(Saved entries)
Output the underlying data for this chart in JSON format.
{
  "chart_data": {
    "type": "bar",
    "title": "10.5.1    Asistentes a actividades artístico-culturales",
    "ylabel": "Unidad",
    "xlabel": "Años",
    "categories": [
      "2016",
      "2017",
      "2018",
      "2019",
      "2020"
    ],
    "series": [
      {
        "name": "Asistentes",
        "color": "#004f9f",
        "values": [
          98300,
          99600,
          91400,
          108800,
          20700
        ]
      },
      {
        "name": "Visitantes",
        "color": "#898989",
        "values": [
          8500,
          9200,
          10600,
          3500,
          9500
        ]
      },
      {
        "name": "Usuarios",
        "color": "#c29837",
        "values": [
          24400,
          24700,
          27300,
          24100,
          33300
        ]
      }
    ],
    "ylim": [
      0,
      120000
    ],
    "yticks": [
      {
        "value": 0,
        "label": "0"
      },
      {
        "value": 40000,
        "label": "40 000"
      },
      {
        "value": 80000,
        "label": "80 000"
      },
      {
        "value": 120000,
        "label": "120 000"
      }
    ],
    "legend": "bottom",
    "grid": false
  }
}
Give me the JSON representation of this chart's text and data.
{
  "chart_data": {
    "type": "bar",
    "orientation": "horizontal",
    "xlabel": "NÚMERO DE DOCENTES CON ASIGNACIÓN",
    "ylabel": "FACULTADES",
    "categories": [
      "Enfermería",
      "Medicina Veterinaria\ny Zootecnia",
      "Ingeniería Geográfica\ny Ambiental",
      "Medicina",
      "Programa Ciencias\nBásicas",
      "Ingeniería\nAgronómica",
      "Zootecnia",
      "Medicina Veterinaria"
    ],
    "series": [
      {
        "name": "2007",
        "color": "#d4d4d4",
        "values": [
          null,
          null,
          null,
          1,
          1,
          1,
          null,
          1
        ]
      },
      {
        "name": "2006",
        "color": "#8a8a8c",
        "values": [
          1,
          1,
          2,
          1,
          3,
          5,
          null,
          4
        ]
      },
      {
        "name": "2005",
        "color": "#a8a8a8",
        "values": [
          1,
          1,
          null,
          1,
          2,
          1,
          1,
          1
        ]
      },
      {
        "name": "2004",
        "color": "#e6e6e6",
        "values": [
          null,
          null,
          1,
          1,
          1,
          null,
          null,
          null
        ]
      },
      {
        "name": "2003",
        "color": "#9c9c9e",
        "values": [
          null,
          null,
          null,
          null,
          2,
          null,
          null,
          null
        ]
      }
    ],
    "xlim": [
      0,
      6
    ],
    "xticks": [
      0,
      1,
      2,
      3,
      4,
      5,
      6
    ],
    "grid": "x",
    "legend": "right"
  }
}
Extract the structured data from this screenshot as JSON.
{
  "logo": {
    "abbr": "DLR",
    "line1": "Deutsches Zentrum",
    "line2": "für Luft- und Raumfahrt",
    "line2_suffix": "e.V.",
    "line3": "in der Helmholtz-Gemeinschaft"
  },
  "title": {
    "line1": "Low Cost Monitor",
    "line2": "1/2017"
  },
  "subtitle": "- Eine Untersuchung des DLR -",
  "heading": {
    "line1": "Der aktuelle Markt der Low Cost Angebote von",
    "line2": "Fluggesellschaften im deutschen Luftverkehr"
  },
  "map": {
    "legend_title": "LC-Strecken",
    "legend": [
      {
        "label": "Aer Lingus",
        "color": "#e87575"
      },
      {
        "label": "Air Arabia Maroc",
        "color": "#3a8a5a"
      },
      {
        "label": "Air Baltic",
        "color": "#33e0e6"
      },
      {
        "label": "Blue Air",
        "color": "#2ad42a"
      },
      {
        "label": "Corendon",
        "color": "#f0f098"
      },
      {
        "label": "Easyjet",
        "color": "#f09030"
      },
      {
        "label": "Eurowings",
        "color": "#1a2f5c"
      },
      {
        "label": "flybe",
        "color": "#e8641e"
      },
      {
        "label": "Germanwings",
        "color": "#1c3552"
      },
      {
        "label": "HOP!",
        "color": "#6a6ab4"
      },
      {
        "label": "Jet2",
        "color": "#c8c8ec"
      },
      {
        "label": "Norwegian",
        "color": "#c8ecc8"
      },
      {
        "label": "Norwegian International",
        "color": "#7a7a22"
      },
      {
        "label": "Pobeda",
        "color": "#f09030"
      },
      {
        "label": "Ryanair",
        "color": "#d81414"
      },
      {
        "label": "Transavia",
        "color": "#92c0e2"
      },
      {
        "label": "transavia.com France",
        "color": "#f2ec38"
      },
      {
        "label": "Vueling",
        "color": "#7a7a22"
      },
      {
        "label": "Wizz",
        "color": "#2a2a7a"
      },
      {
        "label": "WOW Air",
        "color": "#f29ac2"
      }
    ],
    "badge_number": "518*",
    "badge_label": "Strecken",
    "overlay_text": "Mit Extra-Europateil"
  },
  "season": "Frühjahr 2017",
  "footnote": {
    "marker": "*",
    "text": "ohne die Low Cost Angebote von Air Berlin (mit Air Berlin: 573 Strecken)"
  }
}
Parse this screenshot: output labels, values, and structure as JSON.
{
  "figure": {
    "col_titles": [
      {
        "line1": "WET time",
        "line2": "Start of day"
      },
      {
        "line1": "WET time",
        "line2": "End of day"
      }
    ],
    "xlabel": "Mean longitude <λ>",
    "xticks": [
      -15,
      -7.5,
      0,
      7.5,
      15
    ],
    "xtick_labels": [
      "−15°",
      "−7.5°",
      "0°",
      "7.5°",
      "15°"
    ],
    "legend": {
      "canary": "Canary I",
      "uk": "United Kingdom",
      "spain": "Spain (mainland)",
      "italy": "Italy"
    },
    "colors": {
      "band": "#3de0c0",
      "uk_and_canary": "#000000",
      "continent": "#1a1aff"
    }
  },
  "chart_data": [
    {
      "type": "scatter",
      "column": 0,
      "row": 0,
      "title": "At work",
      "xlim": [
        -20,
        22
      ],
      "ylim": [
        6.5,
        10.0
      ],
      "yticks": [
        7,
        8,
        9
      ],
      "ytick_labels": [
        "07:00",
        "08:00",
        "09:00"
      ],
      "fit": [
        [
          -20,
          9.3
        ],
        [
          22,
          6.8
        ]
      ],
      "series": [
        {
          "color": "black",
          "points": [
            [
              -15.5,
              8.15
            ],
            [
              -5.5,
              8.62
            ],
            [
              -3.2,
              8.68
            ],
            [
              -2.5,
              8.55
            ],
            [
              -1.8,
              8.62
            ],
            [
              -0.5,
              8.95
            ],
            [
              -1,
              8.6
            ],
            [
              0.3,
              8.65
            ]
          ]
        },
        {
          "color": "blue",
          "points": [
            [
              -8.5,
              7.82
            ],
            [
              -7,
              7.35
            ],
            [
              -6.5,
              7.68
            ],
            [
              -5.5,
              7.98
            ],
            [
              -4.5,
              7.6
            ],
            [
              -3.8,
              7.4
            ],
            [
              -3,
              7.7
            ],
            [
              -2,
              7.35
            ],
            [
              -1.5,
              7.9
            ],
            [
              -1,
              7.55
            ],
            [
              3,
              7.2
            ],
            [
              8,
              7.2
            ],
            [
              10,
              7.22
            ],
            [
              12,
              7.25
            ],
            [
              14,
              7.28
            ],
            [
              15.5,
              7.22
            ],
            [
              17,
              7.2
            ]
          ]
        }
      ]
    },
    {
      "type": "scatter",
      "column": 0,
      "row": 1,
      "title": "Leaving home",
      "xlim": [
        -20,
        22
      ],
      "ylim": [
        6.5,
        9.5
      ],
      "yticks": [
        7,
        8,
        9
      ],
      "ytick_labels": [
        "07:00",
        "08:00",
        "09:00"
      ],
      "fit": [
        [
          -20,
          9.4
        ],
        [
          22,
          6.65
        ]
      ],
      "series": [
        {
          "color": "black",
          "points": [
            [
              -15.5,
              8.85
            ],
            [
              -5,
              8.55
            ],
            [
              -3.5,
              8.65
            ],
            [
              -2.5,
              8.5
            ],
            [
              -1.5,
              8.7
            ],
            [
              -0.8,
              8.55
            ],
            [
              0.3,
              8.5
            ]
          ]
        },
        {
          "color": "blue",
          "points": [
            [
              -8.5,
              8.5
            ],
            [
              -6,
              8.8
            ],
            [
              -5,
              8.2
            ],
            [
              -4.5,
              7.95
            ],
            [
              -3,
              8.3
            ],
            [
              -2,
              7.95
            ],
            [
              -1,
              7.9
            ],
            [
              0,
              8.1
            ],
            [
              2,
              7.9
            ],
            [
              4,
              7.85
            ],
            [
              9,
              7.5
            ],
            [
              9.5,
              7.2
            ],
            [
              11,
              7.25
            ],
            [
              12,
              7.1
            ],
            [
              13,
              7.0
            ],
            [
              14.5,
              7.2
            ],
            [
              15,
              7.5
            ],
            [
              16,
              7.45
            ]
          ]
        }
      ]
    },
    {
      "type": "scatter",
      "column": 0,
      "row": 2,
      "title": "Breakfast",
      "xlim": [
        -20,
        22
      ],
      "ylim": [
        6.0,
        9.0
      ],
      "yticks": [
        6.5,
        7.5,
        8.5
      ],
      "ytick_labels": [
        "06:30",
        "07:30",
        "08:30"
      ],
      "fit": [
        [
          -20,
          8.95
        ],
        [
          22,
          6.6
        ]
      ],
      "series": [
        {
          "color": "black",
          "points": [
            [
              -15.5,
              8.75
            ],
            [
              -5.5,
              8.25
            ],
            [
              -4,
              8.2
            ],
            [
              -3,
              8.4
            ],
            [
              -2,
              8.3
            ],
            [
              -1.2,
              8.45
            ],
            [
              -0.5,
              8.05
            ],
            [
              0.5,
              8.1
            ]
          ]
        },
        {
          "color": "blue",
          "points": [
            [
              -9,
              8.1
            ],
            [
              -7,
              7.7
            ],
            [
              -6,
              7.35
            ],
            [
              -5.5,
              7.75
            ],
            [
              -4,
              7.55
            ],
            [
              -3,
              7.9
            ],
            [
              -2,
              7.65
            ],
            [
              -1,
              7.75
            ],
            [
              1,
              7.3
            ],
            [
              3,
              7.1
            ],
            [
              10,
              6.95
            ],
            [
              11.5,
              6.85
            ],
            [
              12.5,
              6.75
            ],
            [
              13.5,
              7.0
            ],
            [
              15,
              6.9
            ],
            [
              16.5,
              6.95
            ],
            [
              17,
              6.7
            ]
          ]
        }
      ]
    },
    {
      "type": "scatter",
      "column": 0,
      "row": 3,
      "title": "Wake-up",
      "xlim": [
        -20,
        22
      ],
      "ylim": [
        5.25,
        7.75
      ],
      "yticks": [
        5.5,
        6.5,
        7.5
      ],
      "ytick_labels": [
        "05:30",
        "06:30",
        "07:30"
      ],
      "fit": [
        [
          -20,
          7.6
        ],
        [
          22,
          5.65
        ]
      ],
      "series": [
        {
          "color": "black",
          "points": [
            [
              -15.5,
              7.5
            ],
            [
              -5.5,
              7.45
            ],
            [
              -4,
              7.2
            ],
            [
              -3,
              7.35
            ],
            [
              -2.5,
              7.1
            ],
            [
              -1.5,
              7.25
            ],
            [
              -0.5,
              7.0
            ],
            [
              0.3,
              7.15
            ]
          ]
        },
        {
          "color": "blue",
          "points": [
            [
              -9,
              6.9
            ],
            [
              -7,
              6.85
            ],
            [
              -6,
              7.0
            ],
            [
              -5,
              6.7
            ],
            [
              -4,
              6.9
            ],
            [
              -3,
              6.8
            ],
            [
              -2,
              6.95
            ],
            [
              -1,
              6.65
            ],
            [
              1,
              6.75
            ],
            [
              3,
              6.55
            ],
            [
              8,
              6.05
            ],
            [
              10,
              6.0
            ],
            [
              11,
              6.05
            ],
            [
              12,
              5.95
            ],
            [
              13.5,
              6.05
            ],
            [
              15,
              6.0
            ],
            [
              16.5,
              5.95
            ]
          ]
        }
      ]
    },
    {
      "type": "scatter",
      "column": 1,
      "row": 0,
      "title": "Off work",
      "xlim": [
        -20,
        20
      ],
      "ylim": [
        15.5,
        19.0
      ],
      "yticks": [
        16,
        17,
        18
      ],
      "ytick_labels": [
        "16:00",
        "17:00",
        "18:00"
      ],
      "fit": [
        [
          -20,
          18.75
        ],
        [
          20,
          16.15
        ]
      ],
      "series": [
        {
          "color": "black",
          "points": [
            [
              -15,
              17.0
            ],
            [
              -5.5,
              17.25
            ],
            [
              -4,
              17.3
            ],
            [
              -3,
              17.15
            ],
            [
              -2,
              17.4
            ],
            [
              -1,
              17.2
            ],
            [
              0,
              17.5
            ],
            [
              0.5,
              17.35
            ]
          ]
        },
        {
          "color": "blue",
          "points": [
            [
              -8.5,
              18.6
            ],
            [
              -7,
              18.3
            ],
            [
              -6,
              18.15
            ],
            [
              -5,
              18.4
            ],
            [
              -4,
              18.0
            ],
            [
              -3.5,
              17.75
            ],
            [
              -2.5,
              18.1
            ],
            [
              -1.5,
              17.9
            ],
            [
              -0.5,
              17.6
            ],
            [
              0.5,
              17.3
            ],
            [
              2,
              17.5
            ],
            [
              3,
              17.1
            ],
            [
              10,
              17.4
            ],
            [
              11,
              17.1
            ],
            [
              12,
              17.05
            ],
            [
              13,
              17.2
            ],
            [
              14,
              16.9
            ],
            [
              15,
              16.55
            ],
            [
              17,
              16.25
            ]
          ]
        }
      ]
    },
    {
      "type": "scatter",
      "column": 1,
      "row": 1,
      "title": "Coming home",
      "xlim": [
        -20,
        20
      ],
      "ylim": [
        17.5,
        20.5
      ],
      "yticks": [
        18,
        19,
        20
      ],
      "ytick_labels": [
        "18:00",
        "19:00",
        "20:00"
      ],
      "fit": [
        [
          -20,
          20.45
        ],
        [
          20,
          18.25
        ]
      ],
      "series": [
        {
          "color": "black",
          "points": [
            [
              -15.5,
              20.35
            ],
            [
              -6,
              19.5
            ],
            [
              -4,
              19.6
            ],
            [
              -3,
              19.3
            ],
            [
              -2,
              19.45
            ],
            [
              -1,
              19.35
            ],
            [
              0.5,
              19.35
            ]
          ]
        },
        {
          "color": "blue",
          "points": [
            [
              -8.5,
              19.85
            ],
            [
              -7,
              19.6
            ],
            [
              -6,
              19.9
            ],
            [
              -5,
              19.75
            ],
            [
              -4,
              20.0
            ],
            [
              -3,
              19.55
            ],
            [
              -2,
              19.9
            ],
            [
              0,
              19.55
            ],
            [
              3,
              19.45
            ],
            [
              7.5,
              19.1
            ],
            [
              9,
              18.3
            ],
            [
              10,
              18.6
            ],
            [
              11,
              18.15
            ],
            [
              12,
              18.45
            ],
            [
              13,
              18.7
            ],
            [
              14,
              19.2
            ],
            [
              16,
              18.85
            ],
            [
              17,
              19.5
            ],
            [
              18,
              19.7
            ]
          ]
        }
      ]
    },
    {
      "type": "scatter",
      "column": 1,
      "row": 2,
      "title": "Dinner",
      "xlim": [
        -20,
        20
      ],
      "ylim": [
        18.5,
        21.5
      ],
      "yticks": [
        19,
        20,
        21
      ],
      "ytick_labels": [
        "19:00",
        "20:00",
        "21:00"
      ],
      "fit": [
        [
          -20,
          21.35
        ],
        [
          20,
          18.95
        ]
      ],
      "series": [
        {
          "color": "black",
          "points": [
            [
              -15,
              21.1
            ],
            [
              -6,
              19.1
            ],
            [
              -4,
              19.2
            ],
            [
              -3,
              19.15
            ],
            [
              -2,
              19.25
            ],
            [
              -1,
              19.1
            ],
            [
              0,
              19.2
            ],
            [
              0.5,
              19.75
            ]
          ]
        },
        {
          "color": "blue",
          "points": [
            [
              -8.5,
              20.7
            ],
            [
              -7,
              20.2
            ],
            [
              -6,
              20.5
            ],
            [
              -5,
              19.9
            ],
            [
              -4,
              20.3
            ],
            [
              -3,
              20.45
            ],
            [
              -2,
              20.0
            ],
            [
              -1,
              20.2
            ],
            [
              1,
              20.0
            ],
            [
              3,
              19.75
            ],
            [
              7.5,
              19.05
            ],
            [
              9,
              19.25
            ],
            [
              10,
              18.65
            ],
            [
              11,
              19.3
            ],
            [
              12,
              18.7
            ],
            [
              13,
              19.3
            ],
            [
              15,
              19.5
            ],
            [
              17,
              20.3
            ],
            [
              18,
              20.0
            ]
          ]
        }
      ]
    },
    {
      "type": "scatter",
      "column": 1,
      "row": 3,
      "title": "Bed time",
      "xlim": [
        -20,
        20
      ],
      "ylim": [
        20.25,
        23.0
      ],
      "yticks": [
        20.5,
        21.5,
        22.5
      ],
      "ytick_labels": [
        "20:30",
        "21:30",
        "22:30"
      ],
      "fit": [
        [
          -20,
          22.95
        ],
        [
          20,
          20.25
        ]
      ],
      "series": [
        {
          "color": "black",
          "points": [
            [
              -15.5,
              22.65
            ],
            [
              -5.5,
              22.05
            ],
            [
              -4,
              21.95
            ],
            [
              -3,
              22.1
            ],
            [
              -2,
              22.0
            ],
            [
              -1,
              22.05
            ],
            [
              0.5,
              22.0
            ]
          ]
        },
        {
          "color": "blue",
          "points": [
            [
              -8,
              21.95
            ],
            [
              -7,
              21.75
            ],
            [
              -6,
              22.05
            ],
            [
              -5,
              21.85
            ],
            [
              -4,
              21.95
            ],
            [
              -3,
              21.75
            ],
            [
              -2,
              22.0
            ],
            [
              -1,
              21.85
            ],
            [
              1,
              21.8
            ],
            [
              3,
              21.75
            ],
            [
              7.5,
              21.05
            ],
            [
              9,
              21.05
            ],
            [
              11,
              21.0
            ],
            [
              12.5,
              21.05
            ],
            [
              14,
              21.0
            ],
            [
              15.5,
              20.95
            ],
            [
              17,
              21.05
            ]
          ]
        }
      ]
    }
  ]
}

◆ EXERCISE INSTRUCTIONS:
Go through the material line by line. Show each line that contains the string "Cost".

◆ EXPECTED ANSWER:
    "line1": "Low Cost Monitor",
    "line1": "Der aktuelle Markt der Low Cost Angebote von",
    "text": "ohne die Low Cost Angebote von Air Berlin (mit Air Berlin: 573 Strecken)"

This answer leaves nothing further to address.